Written exercise: Review the listing and copy each line that holds the word "藤野先生".

START Record list

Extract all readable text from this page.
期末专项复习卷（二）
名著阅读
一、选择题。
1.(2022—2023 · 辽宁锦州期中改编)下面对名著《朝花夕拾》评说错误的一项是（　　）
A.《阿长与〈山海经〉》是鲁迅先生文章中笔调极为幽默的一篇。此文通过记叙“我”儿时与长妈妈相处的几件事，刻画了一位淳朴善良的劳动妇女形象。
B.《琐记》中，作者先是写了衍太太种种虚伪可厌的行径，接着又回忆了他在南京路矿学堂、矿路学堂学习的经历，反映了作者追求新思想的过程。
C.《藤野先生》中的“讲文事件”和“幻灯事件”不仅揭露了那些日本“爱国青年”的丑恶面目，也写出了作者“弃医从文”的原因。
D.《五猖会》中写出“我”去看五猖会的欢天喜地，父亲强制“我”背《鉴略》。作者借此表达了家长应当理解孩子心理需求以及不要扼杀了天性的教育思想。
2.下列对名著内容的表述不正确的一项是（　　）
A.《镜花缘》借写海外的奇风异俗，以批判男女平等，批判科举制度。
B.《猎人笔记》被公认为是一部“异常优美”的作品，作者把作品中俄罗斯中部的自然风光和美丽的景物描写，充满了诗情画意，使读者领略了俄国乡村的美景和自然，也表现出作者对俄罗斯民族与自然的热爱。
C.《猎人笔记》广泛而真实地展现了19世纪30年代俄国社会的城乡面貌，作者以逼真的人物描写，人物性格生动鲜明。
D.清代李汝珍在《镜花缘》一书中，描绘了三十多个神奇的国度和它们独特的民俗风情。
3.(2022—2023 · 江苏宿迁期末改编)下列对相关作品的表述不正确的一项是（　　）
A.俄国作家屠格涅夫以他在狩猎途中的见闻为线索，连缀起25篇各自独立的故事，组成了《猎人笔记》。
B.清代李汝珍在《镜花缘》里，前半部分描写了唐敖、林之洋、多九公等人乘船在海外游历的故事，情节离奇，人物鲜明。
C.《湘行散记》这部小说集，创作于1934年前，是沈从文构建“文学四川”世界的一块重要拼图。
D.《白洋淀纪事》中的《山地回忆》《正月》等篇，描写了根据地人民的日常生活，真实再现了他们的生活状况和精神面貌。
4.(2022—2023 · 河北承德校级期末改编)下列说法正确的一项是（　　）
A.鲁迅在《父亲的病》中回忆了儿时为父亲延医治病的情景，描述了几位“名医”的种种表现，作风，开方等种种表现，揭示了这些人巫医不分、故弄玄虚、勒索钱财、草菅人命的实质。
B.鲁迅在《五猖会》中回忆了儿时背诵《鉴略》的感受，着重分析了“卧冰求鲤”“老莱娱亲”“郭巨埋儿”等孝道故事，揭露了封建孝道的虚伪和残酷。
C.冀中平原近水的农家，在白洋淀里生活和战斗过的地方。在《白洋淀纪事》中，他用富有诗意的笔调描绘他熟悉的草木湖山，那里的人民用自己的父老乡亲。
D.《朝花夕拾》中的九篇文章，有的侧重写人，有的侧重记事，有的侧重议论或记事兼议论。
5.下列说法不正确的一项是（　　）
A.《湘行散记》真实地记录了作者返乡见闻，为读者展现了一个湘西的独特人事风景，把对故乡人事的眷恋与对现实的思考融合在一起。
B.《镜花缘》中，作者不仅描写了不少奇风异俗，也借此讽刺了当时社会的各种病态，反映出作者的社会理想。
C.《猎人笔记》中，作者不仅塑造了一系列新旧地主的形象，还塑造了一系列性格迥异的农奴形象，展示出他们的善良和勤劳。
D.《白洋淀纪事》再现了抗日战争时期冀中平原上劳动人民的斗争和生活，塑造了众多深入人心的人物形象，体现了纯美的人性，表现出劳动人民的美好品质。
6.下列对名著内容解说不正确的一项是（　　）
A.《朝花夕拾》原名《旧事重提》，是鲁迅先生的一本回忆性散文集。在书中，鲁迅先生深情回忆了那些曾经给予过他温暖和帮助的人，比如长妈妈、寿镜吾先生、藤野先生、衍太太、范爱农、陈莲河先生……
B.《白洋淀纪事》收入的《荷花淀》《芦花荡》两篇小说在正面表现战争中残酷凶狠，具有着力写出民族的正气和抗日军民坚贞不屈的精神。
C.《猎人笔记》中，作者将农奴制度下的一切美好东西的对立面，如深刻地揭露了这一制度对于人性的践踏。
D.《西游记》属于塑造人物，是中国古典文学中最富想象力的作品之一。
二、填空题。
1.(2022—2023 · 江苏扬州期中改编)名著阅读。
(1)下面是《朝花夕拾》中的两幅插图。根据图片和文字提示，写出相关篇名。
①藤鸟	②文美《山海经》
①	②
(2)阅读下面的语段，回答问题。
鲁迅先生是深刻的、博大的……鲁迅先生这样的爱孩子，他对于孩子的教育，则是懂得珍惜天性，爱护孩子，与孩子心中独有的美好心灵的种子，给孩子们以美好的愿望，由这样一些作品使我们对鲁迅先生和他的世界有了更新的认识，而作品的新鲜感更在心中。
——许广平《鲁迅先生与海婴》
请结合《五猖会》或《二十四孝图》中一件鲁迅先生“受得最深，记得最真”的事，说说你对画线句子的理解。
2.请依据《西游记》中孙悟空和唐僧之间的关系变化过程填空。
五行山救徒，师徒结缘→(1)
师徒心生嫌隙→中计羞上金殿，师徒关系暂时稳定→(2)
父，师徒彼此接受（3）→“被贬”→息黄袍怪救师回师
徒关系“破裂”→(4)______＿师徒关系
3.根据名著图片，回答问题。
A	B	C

END Record list

Written response:
C.《藤野先生》中的“讲文事件”和“幻灯事件”不仅揭露了那些日本“爱国青年”的丑恶面目，也写出了作者“弃医从文”的原因。
A.《朝花夕拾》原名《旧事重提》，是鲁迅先生的一本回忆性散文集。在书中，鲁迅先生深情回忆了那些曾经给予过他温暖和帮助的人，比如长妈妈、寿镜吾先生、藤野先生、衍太太、范爱农、陈莲河先生……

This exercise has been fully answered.